Entries from a dataset:
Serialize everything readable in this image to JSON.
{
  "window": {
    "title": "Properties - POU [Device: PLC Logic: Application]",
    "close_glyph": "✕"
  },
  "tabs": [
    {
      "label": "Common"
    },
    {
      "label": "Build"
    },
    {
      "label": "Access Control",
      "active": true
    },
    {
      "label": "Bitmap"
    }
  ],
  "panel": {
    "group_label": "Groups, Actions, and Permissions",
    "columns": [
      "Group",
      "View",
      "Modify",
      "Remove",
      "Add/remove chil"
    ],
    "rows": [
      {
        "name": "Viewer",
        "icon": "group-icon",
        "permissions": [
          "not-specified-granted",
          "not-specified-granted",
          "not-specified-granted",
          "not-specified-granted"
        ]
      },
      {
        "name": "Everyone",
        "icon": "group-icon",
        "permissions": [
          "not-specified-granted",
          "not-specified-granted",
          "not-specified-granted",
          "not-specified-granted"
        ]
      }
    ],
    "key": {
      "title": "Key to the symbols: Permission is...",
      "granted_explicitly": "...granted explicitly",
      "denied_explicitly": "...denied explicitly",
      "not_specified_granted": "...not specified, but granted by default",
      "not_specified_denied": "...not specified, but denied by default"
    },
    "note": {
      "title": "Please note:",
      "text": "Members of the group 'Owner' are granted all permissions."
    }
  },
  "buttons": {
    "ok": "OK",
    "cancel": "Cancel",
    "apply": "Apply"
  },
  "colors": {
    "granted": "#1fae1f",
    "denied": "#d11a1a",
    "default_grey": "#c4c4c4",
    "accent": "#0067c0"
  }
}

§ **WRITTEN REQUEST**
Output the data above exactly, please, line for line.

§ **TASK ANSWER**
Serialize everything readable in this image to JSON.
{
  "window": {
    "title": "Properties - POU [Device: PLC Logic: Application]",
    "close_glyph": "✕"
  },
  "tabs": [
    {
      "label": "Common"
    },
    {
      "label": "Build"
    },
    {
      "label": "Access Control",
      "active": true
    },
    {
      "label": "Bitmap"
    }
  ],
  "panel": {
    "group_label": "Groups, Actions, and Permissions",
    "columns": [
      "Group",
      "View",
      "Modify",
      "Remove",
      "Add/remove chil"
    ],
    "rows": [
      {
        "name": "Viewer",
        "icon": "group-icon",
        "permissions": [
          "not-specified-granted",
          "not-specified-granted",
          "not-specified-granted",
          "not-specified-granted"
        ]
      },
      {
        "name": "Everyone",
        "icon": "group-icon",
        "permissions": [
          "not-specified-granted",
          "not-specified-granted",
          "not-specified-granted",
          "not-specified-granted"
        ]
      }
    ],
    "key": {
      "title": "Key to the symbols: Permission is...",
      "granted_explicitly": "...granted explicitly",
      "denied_explicitly": "...denied explicitly",
      "not_specified_granted": "...not specified, but granted by default",
      "not_specified_denied": "...not specified, but denied by default"
    },
    "note": {
      "title": "Please note:",
      "text": "Members of the group 'Owner' are granted all permissions."
    }
  },
  "buttons": {
    "ok": "OK",
    "cancel": "Cancel",
    "apply": "Apply"
  },
  "colors": {
    "granted": "#1fae1f",
    "denied": "#d11a1a",
    "default_grey": "#c4c4c4",
    "accent": "#0067c0"
  }
}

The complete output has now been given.